### Что нужно сделать
Пожалуйста, воспроизведите приведённый ниже отрывок текста целиком, без единого изменения.

### Отрывок текста
────────────────────────────────────────
Но в этой книге есть много мест, где предполагается, хотя и не всегда исчерпывающе, что анализ таких наклонностей может быть достаточным без проникновения в исторические источники в детстве. У меня это вызвало воспоминание об обвинении, которое я выдвинул против Юнга на конгрессе в Мюнхене в 1913 году по поводу того, что он заменяет анализ детства обсуждением лишь текущих ситуаций. Фрейд также испытывал подобное сомнение, хотя чувствовал уверенность, что оно не относится к авторам данной книги. Аналитики в Берлине, особенно Абрахам и Радо, менее благодушно отнеслись к данному вопросу, и время подтвердило справедливость их опасений.
────────────────────────────────────────
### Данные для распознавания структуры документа
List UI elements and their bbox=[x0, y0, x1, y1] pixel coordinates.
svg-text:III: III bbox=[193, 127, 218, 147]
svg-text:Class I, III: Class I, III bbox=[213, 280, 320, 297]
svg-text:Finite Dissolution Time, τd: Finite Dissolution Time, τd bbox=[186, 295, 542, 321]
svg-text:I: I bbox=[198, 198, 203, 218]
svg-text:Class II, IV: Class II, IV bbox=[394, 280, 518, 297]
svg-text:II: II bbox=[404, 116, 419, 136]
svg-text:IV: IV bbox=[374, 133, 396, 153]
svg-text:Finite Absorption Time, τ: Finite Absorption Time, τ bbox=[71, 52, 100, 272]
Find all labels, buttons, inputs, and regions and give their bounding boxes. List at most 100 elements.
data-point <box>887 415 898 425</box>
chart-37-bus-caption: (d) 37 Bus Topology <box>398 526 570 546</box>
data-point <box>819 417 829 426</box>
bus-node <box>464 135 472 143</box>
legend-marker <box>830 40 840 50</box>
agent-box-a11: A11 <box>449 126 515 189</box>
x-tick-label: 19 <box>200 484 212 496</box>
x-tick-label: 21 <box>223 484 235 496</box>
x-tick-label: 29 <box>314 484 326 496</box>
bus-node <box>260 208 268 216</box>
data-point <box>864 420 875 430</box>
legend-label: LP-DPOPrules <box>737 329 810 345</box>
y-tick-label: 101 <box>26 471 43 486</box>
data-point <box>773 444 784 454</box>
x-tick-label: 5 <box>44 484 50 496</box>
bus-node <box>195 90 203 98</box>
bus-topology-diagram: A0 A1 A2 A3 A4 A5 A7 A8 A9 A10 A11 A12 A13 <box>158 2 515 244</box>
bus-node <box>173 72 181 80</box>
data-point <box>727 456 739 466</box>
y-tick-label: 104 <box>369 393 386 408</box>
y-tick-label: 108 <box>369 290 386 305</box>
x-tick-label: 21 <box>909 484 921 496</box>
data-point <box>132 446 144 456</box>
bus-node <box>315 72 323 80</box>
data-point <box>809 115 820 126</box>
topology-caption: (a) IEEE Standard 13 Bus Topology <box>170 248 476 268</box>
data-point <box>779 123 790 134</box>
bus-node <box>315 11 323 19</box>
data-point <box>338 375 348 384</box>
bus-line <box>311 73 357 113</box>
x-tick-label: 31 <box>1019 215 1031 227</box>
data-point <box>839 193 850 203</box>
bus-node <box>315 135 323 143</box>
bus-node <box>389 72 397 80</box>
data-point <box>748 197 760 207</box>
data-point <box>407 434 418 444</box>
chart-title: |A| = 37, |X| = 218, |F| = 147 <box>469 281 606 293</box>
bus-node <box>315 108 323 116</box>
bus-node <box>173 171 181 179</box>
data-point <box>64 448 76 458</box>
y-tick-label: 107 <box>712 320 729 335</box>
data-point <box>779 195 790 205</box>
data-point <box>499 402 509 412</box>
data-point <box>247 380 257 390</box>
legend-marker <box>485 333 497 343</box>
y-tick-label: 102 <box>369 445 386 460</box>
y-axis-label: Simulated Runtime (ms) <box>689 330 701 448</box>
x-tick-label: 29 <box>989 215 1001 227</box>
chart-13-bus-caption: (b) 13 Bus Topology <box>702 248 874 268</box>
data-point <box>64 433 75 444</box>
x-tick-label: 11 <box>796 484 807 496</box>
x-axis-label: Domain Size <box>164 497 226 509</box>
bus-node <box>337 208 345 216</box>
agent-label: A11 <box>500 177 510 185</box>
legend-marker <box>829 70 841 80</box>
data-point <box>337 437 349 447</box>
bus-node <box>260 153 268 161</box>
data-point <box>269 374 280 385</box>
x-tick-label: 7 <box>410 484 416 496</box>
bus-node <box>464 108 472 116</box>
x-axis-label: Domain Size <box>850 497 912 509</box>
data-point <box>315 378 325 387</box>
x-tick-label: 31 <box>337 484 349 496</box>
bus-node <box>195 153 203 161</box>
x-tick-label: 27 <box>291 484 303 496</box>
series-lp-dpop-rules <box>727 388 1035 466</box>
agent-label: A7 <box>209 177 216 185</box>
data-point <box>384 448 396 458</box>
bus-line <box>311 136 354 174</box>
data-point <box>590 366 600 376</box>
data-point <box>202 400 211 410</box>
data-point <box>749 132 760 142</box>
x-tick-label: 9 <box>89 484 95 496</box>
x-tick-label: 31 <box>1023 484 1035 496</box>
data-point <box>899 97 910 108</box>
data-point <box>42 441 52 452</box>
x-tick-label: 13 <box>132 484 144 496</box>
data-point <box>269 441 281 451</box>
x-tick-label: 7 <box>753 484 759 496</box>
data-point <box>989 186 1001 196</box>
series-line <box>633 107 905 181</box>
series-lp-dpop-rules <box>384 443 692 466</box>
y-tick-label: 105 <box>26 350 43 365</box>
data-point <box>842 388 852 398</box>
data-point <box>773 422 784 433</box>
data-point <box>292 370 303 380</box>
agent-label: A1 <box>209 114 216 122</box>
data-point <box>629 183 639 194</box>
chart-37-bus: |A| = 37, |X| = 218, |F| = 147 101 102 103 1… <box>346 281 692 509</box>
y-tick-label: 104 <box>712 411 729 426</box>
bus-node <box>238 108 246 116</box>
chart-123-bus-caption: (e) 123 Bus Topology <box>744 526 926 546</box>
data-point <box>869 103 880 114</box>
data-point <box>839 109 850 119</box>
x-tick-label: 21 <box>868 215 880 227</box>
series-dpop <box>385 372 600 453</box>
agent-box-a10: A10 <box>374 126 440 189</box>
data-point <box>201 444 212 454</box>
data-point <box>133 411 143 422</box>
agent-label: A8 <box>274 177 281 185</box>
────────────────────────────────────────
### Решение задачи
Но в этой книге есть много мест, где предполагается, хотя и не всегда исчерпывающе, что анализ таких наклонностей может быть достаточным без проникновения в исторические источники в детстве. У меня это вызвало воспоминание об обвинении, которое я выдвинул против Юнга на конгрессе в Мюнхене в 1913 году по поводу того, что он заменяет анализ детства обсуждением лишь текущих ситуаций. Фрейд также испытывал подобное сомнение, хотя чувствовал уверенность, что оно не относится к авторам данной книги. Аналитики в Берлине, особенно Абрахам и Радо, менее благодушно отнеслись к данному вопросу, и время подтвердило справедливость их опасений.